AIM OF THE EXERCISE:
From the entries below, extract every line that includes the word "title".

Stored data:

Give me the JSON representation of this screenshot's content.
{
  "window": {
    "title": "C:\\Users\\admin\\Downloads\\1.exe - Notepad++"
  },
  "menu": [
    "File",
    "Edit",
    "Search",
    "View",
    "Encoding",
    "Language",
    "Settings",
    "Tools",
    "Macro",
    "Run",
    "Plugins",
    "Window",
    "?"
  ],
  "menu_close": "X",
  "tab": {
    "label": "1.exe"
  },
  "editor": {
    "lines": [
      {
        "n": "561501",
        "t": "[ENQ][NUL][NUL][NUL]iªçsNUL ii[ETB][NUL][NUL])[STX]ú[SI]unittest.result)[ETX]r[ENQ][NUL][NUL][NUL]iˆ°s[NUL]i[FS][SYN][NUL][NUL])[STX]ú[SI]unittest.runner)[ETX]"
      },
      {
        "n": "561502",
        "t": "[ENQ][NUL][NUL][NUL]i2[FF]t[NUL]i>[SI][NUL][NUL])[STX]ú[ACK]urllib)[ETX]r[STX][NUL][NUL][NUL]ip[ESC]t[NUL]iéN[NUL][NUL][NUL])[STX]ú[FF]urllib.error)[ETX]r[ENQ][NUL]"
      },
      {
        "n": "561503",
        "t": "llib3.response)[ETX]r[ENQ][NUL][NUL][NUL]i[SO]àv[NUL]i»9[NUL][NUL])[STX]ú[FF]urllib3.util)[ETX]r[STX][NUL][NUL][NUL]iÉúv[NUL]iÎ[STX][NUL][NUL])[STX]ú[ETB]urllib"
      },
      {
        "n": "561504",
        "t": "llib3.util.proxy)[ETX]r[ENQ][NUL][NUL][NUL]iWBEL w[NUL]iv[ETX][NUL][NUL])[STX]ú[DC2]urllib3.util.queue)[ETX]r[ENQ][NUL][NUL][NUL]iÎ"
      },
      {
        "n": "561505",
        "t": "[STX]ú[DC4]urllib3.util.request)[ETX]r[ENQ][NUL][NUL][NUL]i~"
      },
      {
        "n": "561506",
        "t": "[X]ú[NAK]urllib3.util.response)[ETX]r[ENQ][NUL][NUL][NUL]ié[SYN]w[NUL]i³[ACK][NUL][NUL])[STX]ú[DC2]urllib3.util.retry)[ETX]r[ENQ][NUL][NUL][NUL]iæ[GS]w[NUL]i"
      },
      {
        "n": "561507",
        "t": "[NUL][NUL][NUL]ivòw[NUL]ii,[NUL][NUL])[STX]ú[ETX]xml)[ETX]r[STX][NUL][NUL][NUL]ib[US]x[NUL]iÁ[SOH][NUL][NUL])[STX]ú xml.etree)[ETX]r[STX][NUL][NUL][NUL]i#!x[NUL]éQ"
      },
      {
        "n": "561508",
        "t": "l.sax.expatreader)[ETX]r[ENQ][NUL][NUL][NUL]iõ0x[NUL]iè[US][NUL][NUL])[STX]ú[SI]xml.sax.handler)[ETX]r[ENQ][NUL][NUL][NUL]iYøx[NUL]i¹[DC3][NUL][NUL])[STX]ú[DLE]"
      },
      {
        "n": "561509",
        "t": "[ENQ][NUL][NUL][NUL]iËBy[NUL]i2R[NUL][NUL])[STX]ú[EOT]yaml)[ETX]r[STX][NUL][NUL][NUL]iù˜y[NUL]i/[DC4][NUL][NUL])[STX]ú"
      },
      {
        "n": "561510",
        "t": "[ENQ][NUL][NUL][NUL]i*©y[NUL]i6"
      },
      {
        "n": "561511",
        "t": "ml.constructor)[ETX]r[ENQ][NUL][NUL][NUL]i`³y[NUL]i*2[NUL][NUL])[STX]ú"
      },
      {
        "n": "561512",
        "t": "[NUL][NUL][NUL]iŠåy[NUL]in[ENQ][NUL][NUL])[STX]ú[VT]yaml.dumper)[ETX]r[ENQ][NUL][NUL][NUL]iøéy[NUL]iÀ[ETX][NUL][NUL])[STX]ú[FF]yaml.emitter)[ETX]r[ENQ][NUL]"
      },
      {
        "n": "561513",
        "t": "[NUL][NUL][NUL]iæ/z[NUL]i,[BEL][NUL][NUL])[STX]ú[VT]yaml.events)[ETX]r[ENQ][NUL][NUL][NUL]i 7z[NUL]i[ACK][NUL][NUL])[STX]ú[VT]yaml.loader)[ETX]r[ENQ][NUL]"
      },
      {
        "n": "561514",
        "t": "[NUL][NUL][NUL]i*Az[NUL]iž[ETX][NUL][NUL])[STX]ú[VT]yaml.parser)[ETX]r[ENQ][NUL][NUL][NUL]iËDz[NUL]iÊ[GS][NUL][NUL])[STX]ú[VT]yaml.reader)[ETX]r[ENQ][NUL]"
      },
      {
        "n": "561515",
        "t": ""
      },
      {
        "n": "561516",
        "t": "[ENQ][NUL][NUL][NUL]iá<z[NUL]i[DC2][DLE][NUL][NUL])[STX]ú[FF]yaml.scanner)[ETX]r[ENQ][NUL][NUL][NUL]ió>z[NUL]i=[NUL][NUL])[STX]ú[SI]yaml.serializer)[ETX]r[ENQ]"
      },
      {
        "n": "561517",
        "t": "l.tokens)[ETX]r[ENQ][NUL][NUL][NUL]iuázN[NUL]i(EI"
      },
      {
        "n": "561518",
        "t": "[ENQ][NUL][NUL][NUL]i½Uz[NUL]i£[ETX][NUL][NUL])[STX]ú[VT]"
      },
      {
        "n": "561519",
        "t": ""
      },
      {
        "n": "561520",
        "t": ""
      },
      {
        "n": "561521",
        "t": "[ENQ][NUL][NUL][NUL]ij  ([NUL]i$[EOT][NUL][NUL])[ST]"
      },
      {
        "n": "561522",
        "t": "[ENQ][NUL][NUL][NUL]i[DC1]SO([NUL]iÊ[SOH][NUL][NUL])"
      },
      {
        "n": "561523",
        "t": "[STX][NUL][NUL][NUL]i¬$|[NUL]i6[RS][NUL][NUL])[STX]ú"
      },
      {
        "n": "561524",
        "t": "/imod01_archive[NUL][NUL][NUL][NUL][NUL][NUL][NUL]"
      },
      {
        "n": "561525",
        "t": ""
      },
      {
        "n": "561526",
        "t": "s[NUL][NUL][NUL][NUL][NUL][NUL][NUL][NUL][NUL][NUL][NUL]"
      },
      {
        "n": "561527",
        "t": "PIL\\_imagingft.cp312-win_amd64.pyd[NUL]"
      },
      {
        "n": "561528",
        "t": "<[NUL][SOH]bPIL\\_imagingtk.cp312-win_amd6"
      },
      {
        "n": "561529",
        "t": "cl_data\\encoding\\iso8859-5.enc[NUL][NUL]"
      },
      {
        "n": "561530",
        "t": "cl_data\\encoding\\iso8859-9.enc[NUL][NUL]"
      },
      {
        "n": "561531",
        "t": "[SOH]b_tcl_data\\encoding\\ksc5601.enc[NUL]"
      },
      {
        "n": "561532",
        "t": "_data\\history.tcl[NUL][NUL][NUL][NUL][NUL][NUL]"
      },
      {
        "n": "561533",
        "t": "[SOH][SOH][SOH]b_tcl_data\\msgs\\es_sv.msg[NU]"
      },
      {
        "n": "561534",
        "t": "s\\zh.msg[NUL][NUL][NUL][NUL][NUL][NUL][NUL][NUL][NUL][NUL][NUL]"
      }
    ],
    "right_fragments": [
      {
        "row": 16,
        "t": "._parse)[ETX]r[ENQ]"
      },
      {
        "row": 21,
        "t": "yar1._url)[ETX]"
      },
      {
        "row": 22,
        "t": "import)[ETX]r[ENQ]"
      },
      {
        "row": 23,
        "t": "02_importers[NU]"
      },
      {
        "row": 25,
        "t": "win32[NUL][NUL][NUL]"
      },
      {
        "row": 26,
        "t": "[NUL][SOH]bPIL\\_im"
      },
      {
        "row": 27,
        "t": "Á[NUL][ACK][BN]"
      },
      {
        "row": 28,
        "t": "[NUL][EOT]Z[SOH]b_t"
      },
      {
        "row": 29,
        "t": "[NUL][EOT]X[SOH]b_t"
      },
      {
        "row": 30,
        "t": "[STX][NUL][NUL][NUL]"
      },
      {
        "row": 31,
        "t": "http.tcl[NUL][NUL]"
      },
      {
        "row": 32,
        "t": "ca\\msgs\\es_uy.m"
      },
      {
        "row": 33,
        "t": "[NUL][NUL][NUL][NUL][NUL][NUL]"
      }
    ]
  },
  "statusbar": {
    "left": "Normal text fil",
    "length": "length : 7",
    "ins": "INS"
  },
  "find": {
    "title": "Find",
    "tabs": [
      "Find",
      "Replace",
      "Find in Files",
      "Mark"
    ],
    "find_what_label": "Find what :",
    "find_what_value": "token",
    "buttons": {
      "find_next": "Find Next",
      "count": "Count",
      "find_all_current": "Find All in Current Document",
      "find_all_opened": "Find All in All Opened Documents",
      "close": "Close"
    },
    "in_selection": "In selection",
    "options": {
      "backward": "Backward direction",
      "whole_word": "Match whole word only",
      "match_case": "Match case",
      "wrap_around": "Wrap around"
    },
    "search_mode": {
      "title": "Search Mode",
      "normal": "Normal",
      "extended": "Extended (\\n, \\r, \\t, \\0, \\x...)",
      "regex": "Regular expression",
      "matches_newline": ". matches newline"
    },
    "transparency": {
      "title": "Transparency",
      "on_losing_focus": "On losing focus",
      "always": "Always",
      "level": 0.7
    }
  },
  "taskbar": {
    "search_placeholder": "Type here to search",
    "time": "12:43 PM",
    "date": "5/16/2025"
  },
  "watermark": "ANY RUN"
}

ANSWER TO THE PROBLEM:
    "title": "C:\\Users\\admin\\Downloads\\1.exe - Notepad++"
    "title": "Find",
      "title": "Search Mode",
      "title": "Transparency",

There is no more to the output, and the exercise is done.